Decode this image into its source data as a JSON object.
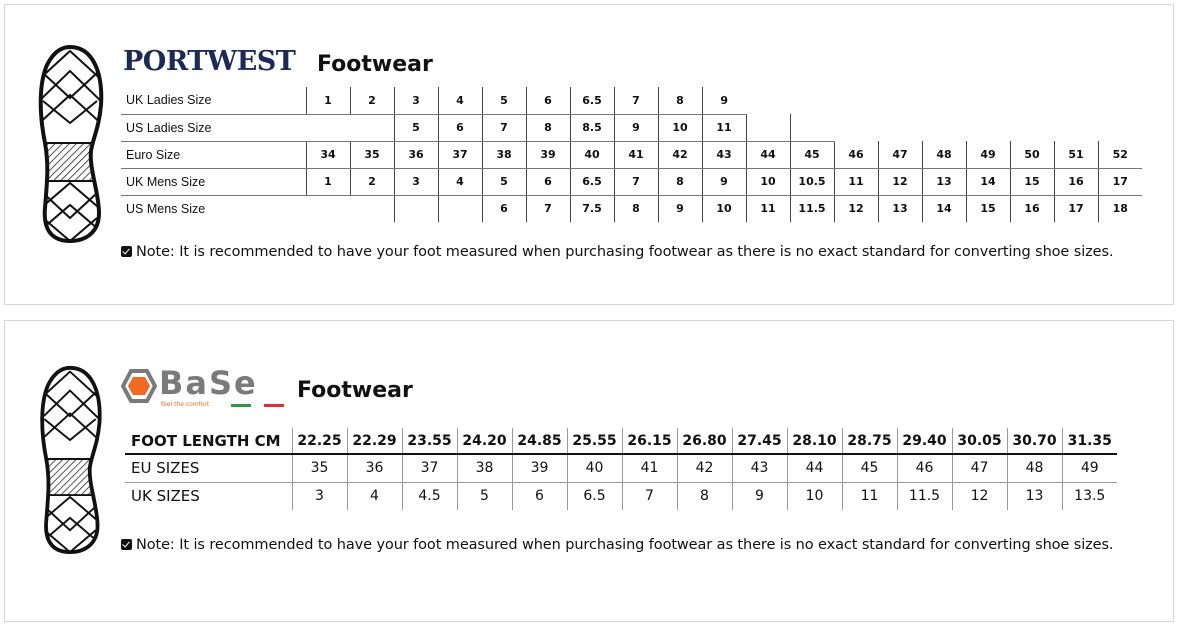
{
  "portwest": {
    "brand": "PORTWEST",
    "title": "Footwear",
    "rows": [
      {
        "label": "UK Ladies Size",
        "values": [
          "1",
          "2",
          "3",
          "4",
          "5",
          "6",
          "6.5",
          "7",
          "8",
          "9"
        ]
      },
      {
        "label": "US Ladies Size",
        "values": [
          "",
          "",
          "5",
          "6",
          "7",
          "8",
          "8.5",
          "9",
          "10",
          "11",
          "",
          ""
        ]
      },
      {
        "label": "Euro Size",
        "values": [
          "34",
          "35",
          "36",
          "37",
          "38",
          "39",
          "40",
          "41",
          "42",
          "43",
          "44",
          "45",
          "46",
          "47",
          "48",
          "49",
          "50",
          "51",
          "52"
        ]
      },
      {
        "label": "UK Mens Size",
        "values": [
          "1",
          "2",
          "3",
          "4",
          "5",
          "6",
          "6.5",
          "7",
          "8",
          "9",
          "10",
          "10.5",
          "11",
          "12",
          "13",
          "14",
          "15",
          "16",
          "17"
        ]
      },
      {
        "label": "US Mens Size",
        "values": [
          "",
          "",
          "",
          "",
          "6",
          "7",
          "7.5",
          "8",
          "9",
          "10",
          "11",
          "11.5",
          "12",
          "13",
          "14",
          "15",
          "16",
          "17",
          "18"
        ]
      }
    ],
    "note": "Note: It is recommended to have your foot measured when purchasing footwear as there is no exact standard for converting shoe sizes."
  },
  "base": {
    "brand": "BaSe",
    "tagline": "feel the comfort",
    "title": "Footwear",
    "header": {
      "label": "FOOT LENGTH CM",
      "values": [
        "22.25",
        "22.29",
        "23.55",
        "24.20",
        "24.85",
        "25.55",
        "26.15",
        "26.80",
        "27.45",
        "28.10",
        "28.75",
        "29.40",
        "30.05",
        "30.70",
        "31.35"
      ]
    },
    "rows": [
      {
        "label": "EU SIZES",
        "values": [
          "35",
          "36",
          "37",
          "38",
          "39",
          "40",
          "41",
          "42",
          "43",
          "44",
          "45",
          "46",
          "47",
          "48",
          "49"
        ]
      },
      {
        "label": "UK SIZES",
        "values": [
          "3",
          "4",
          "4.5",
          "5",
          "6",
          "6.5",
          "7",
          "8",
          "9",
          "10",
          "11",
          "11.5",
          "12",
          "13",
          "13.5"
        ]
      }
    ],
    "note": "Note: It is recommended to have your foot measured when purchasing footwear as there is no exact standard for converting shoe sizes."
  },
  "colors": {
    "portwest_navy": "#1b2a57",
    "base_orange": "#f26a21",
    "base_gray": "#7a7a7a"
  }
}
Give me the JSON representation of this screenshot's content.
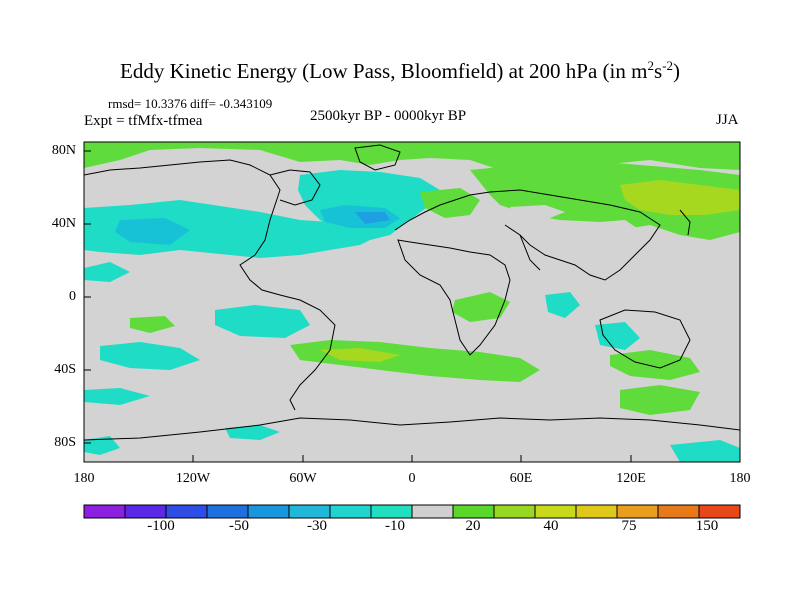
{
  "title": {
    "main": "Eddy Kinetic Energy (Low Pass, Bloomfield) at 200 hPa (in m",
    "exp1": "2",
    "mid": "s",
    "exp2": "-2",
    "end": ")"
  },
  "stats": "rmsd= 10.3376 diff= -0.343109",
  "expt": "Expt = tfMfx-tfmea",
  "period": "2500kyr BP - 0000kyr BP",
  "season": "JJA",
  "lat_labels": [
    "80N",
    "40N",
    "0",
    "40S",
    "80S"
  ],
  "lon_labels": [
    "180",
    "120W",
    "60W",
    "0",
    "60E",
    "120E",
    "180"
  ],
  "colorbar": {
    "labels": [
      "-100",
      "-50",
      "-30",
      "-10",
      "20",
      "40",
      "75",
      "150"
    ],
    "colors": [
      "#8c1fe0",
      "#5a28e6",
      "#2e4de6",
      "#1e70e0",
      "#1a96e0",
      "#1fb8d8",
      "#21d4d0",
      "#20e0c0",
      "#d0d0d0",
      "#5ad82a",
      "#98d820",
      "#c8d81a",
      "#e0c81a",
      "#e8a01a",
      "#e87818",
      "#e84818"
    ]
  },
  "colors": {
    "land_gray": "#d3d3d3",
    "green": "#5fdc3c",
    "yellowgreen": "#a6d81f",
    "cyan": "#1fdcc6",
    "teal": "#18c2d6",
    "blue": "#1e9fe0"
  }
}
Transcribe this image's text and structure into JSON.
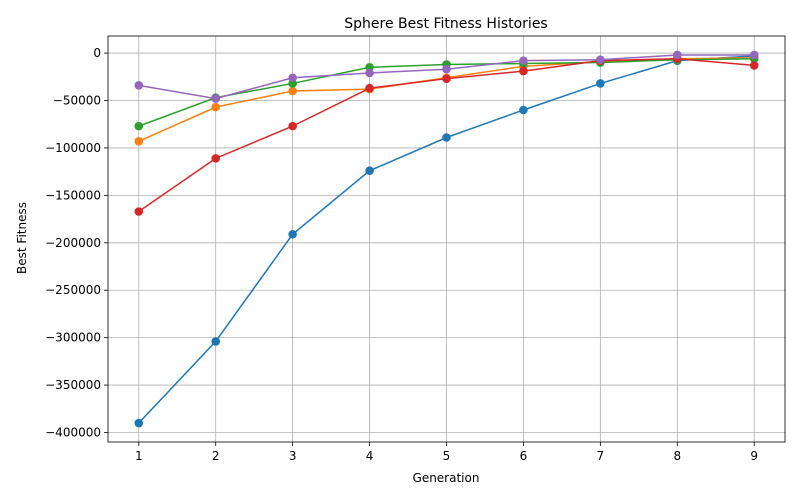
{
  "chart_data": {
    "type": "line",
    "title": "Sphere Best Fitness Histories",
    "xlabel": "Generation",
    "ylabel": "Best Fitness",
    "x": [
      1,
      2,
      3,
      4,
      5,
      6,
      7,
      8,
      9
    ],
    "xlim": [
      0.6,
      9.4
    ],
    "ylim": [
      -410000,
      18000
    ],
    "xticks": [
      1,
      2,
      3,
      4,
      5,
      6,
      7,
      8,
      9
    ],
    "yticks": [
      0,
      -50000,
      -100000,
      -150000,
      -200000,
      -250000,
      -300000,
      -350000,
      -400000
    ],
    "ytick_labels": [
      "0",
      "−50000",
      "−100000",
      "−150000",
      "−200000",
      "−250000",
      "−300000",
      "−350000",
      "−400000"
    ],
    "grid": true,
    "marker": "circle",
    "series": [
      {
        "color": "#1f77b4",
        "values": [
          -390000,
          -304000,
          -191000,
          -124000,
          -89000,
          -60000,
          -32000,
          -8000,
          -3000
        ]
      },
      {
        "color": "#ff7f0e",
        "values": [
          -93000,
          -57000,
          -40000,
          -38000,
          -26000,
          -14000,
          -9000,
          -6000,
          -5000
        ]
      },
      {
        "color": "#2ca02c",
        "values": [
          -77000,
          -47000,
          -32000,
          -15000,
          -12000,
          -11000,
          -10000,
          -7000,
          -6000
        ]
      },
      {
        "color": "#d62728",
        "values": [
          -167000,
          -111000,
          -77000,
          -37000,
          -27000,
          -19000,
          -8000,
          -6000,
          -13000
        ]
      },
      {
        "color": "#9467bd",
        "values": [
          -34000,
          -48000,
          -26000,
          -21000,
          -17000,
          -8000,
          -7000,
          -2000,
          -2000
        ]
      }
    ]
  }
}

...

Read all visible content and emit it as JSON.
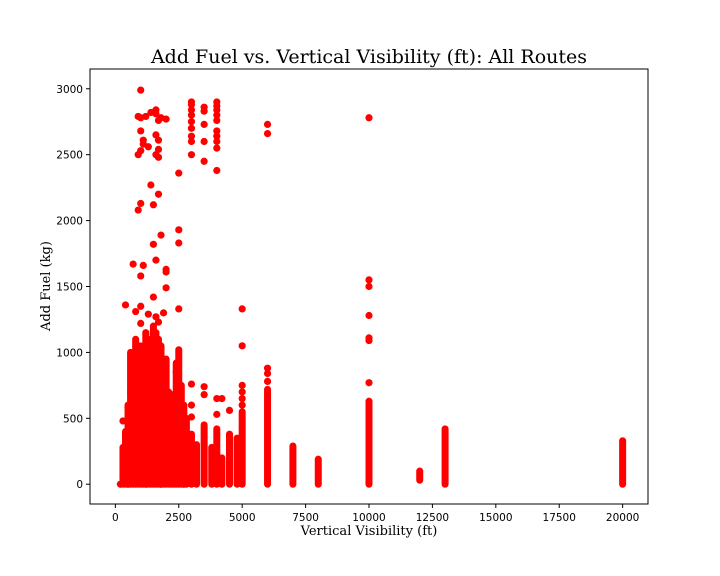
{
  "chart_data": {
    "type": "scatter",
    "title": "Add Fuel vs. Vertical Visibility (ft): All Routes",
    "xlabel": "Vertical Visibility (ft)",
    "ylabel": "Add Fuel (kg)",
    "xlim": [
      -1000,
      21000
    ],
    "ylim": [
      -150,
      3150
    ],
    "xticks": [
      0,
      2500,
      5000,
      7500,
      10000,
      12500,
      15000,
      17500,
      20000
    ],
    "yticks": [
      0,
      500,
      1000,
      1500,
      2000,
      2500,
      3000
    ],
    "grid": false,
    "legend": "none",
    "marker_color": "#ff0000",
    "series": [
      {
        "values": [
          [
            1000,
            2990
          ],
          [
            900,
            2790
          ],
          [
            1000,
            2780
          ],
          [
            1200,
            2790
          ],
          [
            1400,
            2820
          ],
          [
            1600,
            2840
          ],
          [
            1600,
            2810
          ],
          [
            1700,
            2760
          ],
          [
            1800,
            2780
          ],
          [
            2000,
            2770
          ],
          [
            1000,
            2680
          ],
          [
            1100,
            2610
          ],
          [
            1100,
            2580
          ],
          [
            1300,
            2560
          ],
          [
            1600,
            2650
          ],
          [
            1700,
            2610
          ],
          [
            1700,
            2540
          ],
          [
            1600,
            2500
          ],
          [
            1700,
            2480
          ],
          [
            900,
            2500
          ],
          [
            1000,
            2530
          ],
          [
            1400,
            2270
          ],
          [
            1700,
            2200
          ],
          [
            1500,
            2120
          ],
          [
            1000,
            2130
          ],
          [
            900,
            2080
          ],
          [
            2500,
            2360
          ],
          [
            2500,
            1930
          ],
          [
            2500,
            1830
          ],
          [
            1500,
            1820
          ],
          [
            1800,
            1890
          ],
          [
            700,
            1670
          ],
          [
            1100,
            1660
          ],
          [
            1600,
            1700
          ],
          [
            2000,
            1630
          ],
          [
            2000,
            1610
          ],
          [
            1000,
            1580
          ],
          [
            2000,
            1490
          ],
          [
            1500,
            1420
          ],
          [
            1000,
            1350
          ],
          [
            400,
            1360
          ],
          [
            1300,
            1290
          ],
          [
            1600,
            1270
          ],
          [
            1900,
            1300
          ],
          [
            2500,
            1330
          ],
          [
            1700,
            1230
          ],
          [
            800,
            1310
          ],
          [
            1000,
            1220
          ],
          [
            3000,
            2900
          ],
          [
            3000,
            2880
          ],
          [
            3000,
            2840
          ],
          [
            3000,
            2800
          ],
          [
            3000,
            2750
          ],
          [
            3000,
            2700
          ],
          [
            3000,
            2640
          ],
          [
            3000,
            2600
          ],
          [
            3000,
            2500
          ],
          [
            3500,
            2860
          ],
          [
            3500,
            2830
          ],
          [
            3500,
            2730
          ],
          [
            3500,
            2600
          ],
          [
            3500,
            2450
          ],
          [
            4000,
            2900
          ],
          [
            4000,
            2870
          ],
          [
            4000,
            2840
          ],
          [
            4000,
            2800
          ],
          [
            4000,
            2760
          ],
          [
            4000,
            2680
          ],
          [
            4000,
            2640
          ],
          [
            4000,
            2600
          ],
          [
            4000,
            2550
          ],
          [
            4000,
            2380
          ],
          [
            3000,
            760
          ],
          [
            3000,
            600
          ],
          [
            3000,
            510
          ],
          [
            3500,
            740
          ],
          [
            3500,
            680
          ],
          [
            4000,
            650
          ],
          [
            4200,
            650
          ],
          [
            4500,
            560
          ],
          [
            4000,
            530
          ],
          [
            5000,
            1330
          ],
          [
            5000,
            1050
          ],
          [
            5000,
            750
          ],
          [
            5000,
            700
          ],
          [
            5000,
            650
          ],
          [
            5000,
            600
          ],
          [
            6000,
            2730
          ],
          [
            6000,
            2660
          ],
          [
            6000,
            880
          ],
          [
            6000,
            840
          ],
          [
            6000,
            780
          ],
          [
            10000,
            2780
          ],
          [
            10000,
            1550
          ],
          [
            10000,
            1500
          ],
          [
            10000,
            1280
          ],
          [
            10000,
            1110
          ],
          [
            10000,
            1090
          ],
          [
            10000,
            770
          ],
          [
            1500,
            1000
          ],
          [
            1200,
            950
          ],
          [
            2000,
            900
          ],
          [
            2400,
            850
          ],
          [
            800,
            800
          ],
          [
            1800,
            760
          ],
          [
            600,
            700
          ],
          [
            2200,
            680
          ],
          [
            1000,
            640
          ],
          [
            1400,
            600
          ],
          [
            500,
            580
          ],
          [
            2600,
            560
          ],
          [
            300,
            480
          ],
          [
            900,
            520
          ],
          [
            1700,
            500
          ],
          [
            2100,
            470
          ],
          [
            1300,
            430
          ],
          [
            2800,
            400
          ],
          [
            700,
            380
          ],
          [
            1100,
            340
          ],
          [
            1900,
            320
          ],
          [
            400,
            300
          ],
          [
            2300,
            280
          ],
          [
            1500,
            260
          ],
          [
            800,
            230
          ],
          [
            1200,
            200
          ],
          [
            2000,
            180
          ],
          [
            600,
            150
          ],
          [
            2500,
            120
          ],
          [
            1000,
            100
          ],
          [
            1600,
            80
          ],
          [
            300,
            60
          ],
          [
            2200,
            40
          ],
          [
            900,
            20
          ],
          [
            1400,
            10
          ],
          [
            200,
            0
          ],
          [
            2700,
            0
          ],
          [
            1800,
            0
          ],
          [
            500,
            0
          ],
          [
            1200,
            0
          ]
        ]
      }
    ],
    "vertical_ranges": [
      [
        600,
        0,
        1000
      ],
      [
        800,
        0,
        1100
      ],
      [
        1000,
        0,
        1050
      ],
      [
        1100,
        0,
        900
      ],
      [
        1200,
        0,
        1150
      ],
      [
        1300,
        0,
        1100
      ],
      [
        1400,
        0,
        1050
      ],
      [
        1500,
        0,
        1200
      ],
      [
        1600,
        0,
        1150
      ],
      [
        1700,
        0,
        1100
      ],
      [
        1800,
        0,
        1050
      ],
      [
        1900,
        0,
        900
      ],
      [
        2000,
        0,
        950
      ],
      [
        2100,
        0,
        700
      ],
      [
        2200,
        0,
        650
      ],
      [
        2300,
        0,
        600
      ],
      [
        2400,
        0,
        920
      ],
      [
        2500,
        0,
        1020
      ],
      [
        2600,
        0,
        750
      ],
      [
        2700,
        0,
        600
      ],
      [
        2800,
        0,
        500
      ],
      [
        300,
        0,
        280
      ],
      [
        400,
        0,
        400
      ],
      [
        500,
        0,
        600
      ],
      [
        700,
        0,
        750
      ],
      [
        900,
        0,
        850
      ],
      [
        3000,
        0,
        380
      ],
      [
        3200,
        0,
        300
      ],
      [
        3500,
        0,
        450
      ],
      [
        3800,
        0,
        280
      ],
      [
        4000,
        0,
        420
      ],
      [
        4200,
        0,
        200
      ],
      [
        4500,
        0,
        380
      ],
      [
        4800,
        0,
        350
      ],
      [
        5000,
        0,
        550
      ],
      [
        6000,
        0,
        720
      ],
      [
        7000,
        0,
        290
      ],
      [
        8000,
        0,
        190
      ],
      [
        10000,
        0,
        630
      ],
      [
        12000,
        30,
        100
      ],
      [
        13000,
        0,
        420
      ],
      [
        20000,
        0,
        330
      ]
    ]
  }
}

Exercise objective — Show every line in the records above that contains the word "Mens".

Output —
        "label": "UK Mens Size",
        "label": "US Mens Size",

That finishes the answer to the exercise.